Work to do: Wherever a line below holds the word "bottom", copy that line.

────────────────

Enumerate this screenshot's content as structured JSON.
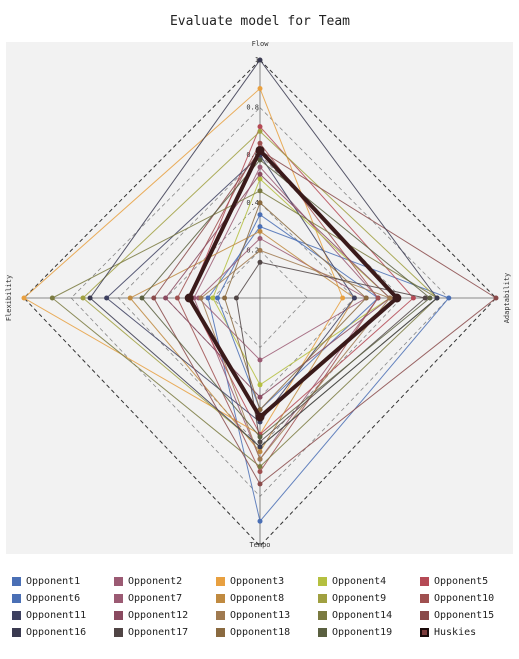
{
  "chart_data": {
    "type": "radar",
    "title": "Evaluate model for Team",
    "axes": [
      "Flow",
      "Adaptability",
      "Tempo",
      "Flexibility"
    ],
    "ticks": [
      "0.2",
      "0.4",
      "0.6",
      "0.8",
      "1"
    ],
    "range": [
      0,
      1
    ],
    "grid": "dashed",
    "legend_position": "bottom",
    "series": [
      {
        "name": "Opponent1",
        "color": "#4a6fb5",
        "values": [
          0.3,
          0.8,
          0.9,
          0.22
        ]
      },
      {
        "name": "Opponent2",
        "color": "#9b5a73",
        "values": [
          0.55,
          0.5,
          0.65,
          0.28
        ]
      },
      {
        "name": "Opponent3",
        "color": "#e8a040",
        "values": [
          0.88,
          0.35,
          0.55,
          1.0
        ]
      },
      {
        "name": "Opponent4",
        "color": "#b5c040",
        "values": [
          0.5,
          0.55,
          0.35,
          0.2
        ]
      },
      {
        "name": "Opponent5",
        "color": "#b54a55",
        "values": [
          0.72,
          0.65,
          0.55,
          0.3
        ]
      },
      {
        "name": "Opponent6",
        "color": "#4a6fb5",
        "values": [
          0.35,
          0.5,
          0.45,
          0.18
        ]
      },
      {
        "name": "Opponent7",
        "color": "#9b5a73",
        "values": [
          0.25,
          0.45,
          0.25,
          0.26
        ]
      },
      {
        "name": "Opponent8",
        "color": "#c08a40",
        "values": [
          0.28,
          0.4,
          0.62,
          0.55
        ]
      },
      {
        "name": "Opponent9",
        "color": "#a0a040",
        "values": [
          0.7,
          0.75,
          0.6,
          0.75
        ]
      },
      {
        "name": "Opponent10",
        "color": "#a05050",
        "values": [
          0.65,
          0.5,
          0.7,
          0.35
        ]
      },
      {
        "name": "Opponent11",
        "color": "#3d4060",
        "values": [
          0.6,
          0.4,
          0.5,
          0.65
        ]
      },
      {
        "name": "Opponent12",
        "color": "#8a4a60",
        "values": [
          0.52,
          0.55,
          0.4,
          0.4
        ]
      },
      {
        "name": "Opponent13",
        "color": "#a07a50",
        "values": [
          0.2,
          0.55,
          0.65,
          0.25
        ]
      },
      {
        "name": "Opponent14",
        "color": "#7a7a40",
        "values": [
          0.45,
          0.75,
          0.68,
          0.88
        ]
      },
      {
        "name": "Opponent15",
        "color": "#8a4a4a",
        "values": [
          0.62,
          1.0,
          0.75,
          0.45
        ]
      },
      {
        "name": "Opponent16",
        "color": "#3a3a50",
        "values": [
          1.0,
          0.75,
          0.6,
          0.72
        ]
      },
      {
        "name": "Opponent17",
        "color": "#504545",
        "values": [
          0.15,
          0.7,
          0.58,
          0.1
        ]
      },
      {
        "name": "Opponent18",
        "color": "#8a6a40",
        "values": [
          0.4,
          0.45,
          0.45,
          0.15
        ]
      },
      {
        "name": "Opponent19",
        "color": "#5a6040",
        "values": [
          0.58,
          0.72,
          0.56,
          0.5
        ]
      },
      {
        "name": "Huskies",
        "color": "#3a1a1a",
        "values": [
          0.62,
          0.58,
          0.48,
          0.3
        ],
        "highlight": true
      }
    ]
  }
}
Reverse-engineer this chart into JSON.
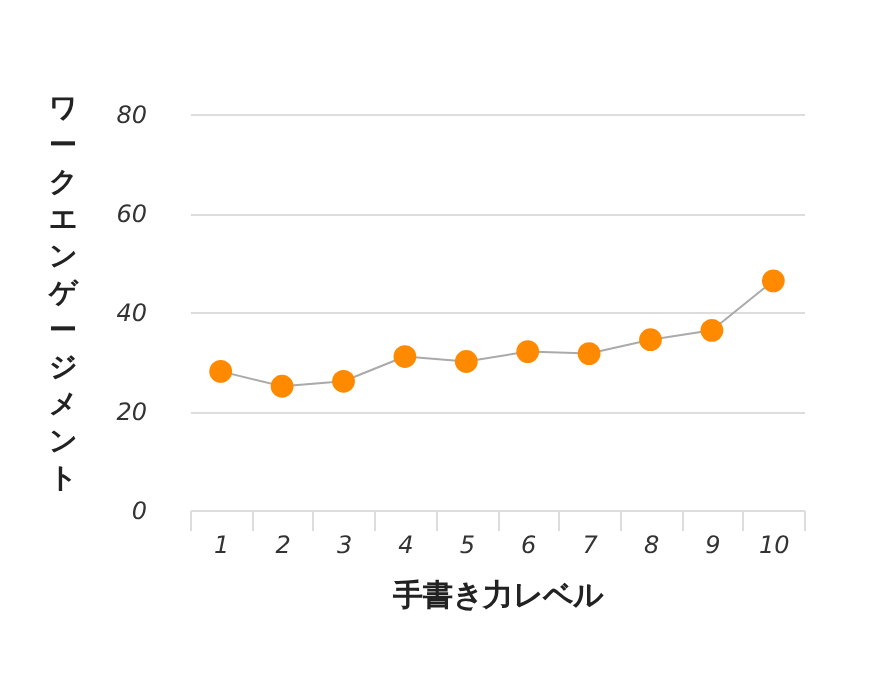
{
  "chart_data": {
    "type": "line",
    "xlabel": "手書き力レベル",
    "ylabel": "ワークエンゲージメント",
    "categories": [
      "1",
      "2",
      "3",
      "4",
      "5",
      "6",
      "7",
      "8",
      "9",
      "10"
    ],
    "series": [
      {
        "color": "#ff8a00",
        "values": [
          28,
          25,
          26,
          31,
          30,
          32,
          31.6,
          34.4,
          36.3,
          46.3
        ]
      }
    ],
    "ylim": [
      0,
      80
    ],
    "yticks": [
      0,
      20,
      40,
      60,
      80
    ],
    "grid": "y",
    "marker": "circle",
    "line_style": "solid",
    "legend": false
  }
}
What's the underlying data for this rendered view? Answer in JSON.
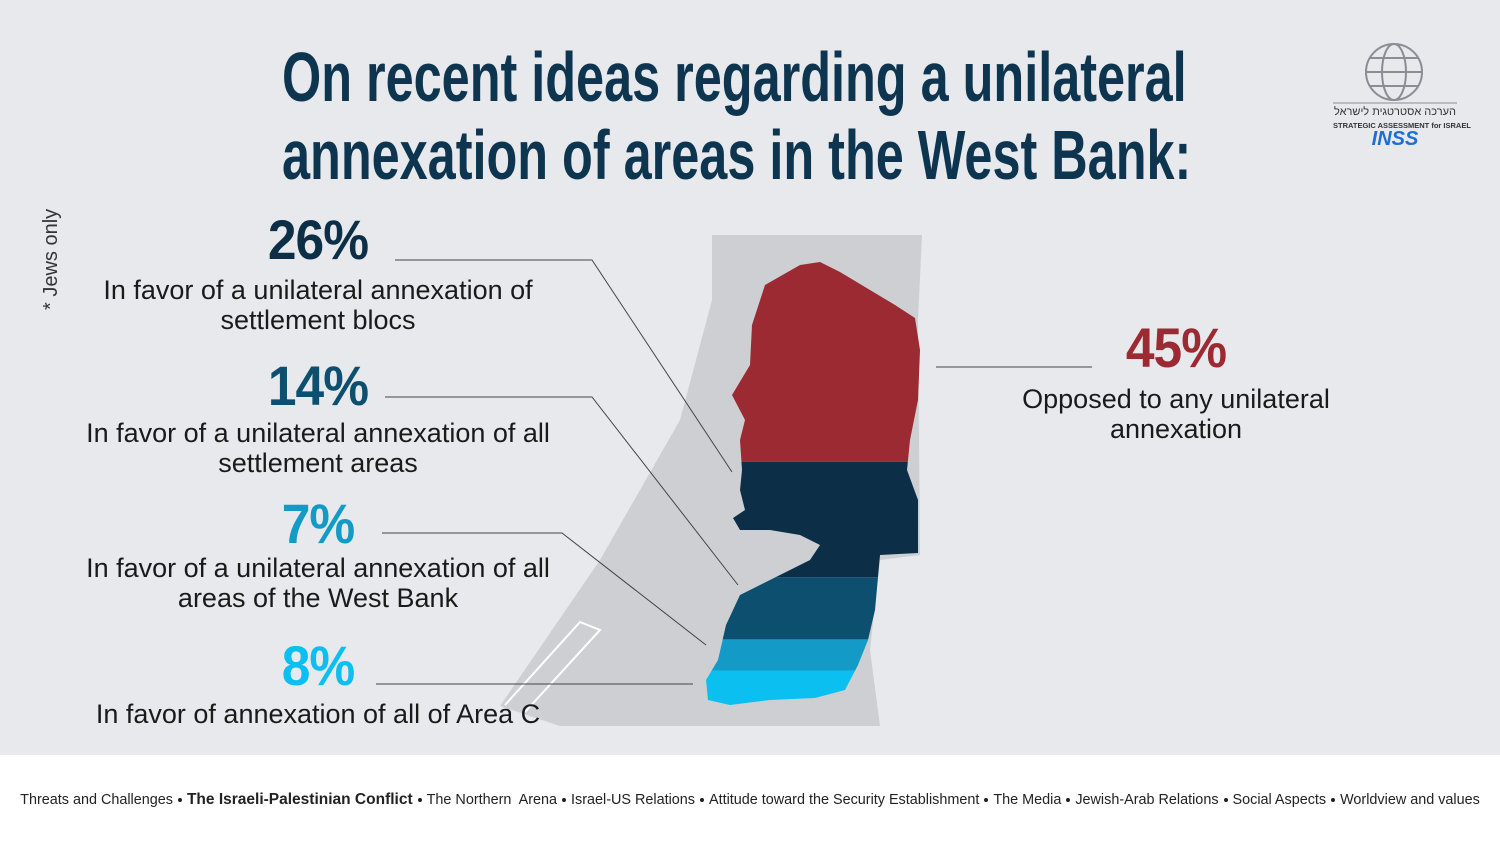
{
  "chart_data": {
    "type": "stacked-map",
    "title": [
      "On recent ideas regarding a unilateral",
      "annexation of areas in the West Bank:"
    ],
    "note": "* Jews only",
    "categories": [
      "Opposed to any unilateral annexation",
      "In favor of a unilateral annexation of settlement blocs",
      "In favor of a unilateral annexation of all settlement areas",
      "In favor of a unilateral annexation of all areas of the West Bank",
      "In favor of annexation of all of Area C"
    ],
    "values": [
      45,
      26,
      14,
      7,
      8
    ],
    "value_labels": [
      "45%",
      "26%",
      "14%",
      "7%",
      "8%"
    ],
    "colors": [
      "#9b2a33",
      "#0c2f47",
      "#0c4f6e",
      "#139ac6",
      "#0bc0f0"
    ]
  },
  "logo": {
    "hebrew": "הערכה אסטרטגית לישראל",
    "english": "STRATEGIC ASSESSMENT for ISRAEL",
    "name": "INSS"
  },
  "footer": {
    "items": [
      "Threats and Challenges",
      "The Israeli-Palestinian Conflict",
      "The Northern  Arena",
      "Israel-US Relations",
      "Attitude toward the Security Establishment",
      "The Media",
      "Jewish-Arab Relations",
      "Social Aspects",
      "Worldview and values"
    ],
    "highlight": 1
  }
}
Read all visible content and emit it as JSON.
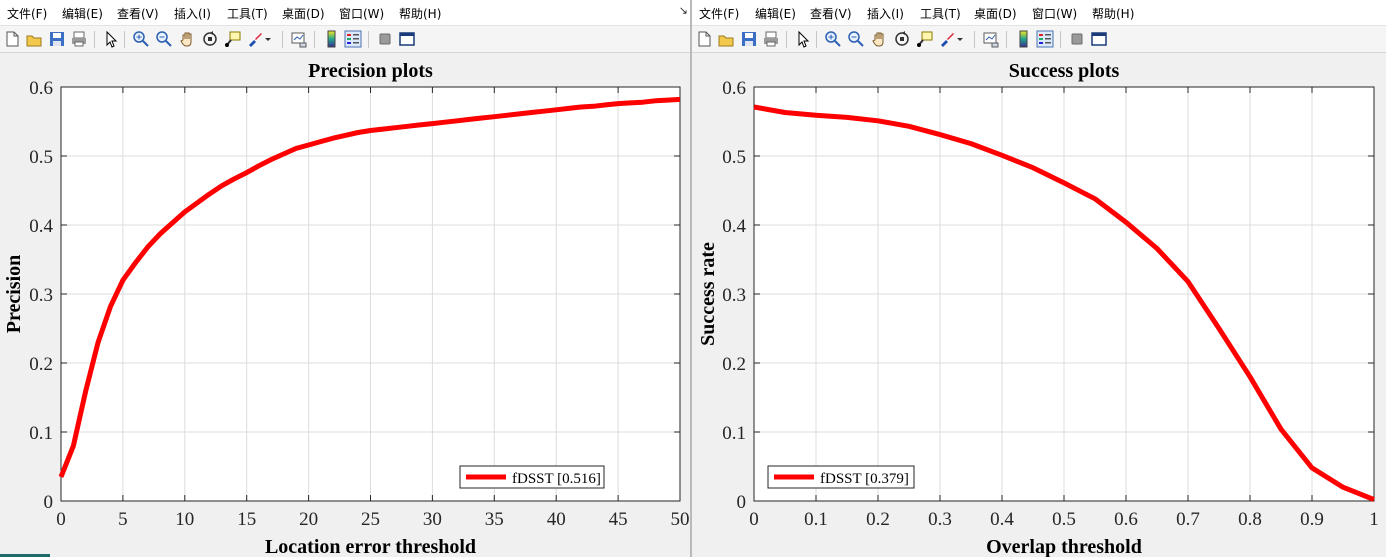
{
  "menu": [
    "文件(F)",
    "编辑(E)",
    "查看(V)",
    "插入(I)",
    "工具(T)",
    "桌面(D)",
    "窗口(W)",
    "帮助(H)"
  ],
  "resize_glyph": "↘",
  "toolbar_icons": [
    "new-figure-icon",
    "open-file-icon",
    "save-icon",
    "print-icon",
    "pointer-icon",
    "zoom-in-icon",
    "zoom-out-icon",
    "pan-hand-icon",
    "rotate-3d-icon",
    "data-cursor-icon",
    "brush-icon",
    "dropdown-arrow-icon",
    "link-plot-icon",
    "colorbar-icon",
    "legend-icon",
    "hide-plot-tools-icon",
    "show-plot-tools-icon"
  ],
  "colors": {
    "line": "#ff0000",
    "grid": "#dcdcdc",
    "axes_bg": "#ffffff",
    "figure_bg": "#f0f0f0"
  },
  "chart_data": [
    {
      "type": "line",
      "title": "Precision plots",
      "xlabel": "Location error threshold",
      "ylabel": "Precision",
      "xlim": [
        0,
        50
      ],
      "ylim": [
        0,
        0.6
      ],
      "xticks": [
        0,
        5,
        10,
        15,
        20,
        25,
        30,
        35,
        40,
        45,
        50
      ],
      "yticks": [
        0,
        0.1,
        0.2,
        0.3,
        0.4,
        0.5,
        0.6
      ],
      "grid": true,
      "legend_position": "bottom-right",
      "series": [
        {
          "name": "fDSST [0.516]",
          "color": "#ff0000",
          "x": [
            0,
            1,
            2,
            3,
            4,
            5,
            6,
            7,
            8,
            9,
            10,
            11,
            12,
            13,
            14,
            15,
            16,
            17,
            18,
            19,
            20,
            21,
            22,
            23,
            24,
            25,
            26,
            27,
            28,
            29,
            30,
            31,
            32,
            33,
            34,
            35,
            36,
            37,
            38,
            39,
            40,
            41,
            42,
            43,
            44,
            45,
            46,
            47,
            48,
            49,
            50
          ],
          "y": [
            0.035,
            0.08,
            0.16,
            0.23,
            0.282,
            0.32,
            0.345,
            0.368,
            0.387,
            0.403,
            0.419,
            0.432,
            0.445,
            0.457,
            0.467,
            0.476,
            0.486,
            0.495,
            0.503,
            0.511,
            0.516,
            0.521,
            0.526,
            0.53,
            0.534,
            0.537,
            0.539,
            0.541,
            0.543,
            0.545,
            0.547,
            0.549,
            0.551,
            0.553,
            0.555,
            0.557,
            0.559,
            0.561,
            0.563,
            0.565,
            0.567,
            0.569,
            0.571,
            0.572,
            0.574,
            0.576,
            0.577,
            0.578,
            0.58,
            0.581,
            0.582
          ]
        }
      ]
    },
    {
      "type": "line",
      "title": "Success plots",
      "xlabel": "Overlap threshold",
      "ylabel": "Success rate",
      "xlim": [
        0,
        1
      ],
      "ylim": [
        0,
        0.6
      ],
      "xticks": [
        0,
        0.1,
        0.2,
        0.3,
        0.4,
        0.5,
        0.6,
        0.7,
        0.8,
        0.9,
        1
      ],
      "yticks": [
        0,
        0.1,
        0.2,
        0.3,
        0.4,
        0.5,
        0.6
      ],
      "grid": true,
      "legend_position": "bottom-left",
      "series": [
        {
          "name": "fDSST [0.379]",
          "color": "#ff0000",
          "x": [
            0,
            0.05,
            0.1,
            0.15,
            0.2,
            0.25,
            0.3,
            0.35,
            0.4,
            0.45,
            0.5,
            0.55,
            0.6,
            0.65,
            0.7,
            0.75,
            0.8,
            0.85,
            0.9,
            0.95,
            1
          ],
          "y": [
            0.571,
            0.563,
            0.559,
            0.556,
            0.551,
            0.543,
            0.531,
            0.518,
            0.501,
            0.483,
            0.461,
            0.438,
            0.404,
            0.366,
            0.318,
            0.25,
            0.18,
            0.104,
            0.048,
            0.02,
            0.002
          ]
        }
      ]
    }
  ]
}
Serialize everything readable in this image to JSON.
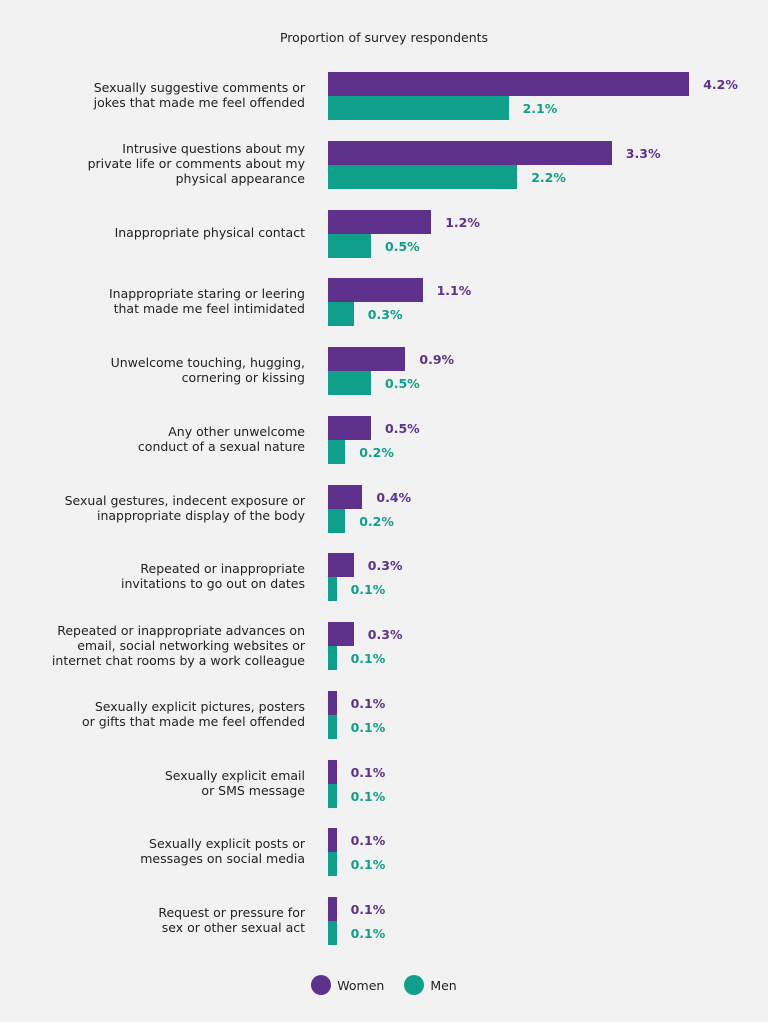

────────────────

Full answer:
    "legend_position": "bottom",
      "legend_position": "bottom-right",
      "legend_position": "bottom-left",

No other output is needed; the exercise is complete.